(Stated goal) Filter the data for lines with the word "color", then copy every line so identified.

(Exercise inputs)
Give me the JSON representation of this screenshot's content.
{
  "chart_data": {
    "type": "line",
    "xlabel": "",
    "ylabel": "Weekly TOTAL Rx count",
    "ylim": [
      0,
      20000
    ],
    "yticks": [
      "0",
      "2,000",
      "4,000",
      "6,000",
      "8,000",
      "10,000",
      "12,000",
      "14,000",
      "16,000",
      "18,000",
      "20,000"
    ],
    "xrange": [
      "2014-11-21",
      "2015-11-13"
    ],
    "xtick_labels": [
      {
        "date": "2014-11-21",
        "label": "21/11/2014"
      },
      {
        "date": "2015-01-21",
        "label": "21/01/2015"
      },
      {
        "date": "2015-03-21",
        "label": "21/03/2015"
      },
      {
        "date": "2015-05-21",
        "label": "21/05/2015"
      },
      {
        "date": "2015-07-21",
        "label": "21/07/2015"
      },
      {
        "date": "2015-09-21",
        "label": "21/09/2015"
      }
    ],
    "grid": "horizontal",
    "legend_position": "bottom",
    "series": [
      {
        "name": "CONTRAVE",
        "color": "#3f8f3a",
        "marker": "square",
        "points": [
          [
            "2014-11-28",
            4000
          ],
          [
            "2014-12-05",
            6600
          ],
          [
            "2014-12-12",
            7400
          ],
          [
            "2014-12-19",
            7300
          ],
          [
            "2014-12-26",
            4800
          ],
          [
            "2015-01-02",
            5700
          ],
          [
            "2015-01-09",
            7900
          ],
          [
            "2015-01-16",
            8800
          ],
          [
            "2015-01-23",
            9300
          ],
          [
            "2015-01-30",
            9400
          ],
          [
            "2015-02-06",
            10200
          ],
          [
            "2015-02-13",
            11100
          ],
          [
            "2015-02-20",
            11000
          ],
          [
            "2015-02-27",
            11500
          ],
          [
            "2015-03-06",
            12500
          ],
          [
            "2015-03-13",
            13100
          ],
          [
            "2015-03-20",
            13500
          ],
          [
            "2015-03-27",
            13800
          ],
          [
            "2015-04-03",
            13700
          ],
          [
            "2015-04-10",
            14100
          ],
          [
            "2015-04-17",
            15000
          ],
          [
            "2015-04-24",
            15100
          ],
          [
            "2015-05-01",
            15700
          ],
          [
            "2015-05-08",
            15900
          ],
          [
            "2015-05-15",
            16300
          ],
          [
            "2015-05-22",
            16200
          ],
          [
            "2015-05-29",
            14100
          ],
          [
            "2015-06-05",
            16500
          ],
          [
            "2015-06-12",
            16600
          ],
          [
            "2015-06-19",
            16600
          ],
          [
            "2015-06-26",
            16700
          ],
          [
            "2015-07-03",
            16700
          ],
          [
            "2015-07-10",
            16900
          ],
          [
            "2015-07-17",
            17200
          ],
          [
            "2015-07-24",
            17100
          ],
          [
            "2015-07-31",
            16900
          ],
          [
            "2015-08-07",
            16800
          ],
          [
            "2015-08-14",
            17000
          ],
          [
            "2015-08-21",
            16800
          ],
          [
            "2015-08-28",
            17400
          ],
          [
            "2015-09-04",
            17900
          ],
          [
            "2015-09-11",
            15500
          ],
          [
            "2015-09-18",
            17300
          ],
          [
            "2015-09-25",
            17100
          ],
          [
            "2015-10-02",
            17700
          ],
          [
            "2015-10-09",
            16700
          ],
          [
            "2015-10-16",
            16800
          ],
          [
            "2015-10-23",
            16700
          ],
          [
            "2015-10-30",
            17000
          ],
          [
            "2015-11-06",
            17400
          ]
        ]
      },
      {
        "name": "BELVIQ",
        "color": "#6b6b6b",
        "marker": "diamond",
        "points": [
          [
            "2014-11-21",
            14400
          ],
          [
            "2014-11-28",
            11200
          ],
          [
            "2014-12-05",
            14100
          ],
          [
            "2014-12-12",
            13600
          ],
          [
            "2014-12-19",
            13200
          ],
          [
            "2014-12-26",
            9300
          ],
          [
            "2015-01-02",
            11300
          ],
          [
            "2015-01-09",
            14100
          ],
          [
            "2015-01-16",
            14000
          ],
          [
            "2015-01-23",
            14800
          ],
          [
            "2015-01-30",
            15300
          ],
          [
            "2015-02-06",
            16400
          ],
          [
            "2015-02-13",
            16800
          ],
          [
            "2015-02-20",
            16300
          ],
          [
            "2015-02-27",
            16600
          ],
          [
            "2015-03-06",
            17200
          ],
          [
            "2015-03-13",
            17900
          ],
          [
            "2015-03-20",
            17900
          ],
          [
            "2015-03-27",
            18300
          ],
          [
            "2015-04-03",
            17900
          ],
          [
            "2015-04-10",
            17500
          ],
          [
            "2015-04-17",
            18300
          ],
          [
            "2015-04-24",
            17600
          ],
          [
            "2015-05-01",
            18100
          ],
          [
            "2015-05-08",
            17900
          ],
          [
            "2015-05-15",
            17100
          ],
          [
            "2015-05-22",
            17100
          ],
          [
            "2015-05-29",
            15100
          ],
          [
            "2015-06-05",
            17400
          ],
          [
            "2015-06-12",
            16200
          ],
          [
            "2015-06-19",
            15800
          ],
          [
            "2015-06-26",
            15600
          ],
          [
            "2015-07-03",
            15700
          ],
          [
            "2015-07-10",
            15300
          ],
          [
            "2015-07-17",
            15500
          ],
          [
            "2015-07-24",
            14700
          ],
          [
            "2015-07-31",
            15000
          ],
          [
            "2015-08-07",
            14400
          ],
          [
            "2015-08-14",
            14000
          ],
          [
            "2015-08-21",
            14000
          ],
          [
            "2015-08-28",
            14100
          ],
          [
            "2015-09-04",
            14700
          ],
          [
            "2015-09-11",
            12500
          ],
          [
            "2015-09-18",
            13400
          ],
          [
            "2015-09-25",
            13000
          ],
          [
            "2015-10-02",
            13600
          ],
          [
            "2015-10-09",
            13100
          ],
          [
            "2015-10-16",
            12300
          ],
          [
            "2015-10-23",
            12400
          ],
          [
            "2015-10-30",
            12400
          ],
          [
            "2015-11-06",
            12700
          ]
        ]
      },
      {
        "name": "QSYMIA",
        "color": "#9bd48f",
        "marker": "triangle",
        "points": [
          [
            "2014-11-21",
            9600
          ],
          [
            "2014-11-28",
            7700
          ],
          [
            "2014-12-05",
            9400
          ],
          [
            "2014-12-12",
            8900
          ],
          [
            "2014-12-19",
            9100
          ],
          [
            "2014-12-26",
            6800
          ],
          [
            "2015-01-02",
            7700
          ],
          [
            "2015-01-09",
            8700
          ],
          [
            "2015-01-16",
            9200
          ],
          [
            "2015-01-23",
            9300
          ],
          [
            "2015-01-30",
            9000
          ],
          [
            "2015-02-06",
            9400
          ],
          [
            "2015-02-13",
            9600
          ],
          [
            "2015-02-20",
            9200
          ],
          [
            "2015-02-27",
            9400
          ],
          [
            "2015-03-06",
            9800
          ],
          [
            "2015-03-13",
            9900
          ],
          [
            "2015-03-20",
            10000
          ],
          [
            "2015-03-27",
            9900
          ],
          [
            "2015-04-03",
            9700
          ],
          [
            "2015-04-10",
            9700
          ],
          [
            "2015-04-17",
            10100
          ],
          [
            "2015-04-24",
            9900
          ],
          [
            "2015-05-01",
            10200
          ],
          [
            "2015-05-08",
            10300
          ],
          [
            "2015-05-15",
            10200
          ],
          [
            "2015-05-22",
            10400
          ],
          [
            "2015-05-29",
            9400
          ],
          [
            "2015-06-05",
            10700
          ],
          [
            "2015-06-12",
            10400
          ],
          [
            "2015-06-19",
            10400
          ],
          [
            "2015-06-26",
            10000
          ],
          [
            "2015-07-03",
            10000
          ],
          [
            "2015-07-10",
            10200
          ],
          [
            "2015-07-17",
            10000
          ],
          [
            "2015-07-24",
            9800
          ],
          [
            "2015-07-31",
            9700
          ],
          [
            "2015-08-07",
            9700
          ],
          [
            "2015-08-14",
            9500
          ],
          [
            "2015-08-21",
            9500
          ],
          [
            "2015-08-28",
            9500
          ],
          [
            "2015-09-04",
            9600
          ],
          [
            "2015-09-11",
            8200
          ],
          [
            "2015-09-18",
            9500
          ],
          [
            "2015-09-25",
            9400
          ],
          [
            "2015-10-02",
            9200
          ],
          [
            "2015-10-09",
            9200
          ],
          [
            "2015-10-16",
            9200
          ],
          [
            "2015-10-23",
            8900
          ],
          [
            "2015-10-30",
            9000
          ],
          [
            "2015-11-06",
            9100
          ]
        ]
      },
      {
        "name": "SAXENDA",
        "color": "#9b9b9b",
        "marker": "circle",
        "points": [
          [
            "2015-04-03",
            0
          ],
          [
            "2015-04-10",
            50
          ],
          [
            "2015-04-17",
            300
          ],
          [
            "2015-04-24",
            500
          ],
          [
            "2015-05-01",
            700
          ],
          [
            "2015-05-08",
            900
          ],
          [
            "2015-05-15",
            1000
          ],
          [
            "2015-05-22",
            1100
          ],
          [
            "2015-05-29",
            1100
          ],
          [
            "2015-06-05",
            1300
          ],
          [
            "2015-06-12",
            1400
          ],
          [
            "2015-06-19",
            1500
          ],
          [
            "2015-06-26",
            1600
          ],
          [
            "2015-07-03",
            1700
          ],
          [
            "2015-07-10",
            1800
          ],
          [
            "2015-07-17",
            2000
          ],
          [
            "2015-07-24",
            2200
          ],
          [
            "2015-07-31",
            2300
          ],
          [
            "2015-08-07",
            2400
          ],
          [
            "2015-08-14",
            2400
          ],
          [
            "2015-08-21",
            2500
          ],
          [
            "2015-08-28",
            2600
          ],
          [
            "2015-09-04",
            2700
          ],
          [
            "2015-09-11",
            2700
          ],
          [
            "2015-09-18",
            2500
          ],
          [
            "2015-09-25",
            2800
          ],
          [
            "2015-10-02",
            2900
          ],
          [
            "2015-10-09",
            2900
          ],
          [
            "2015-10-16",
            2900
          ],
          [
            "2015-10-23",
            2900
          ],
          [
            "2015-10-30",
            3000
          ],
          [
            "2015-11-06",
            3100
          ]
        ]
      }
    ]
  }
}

(Solution)
        "color": "#3f8f3a",
        "color": "#6b6b6b",
        "color": "#9bd48f",
        "color": "#9b9b9b",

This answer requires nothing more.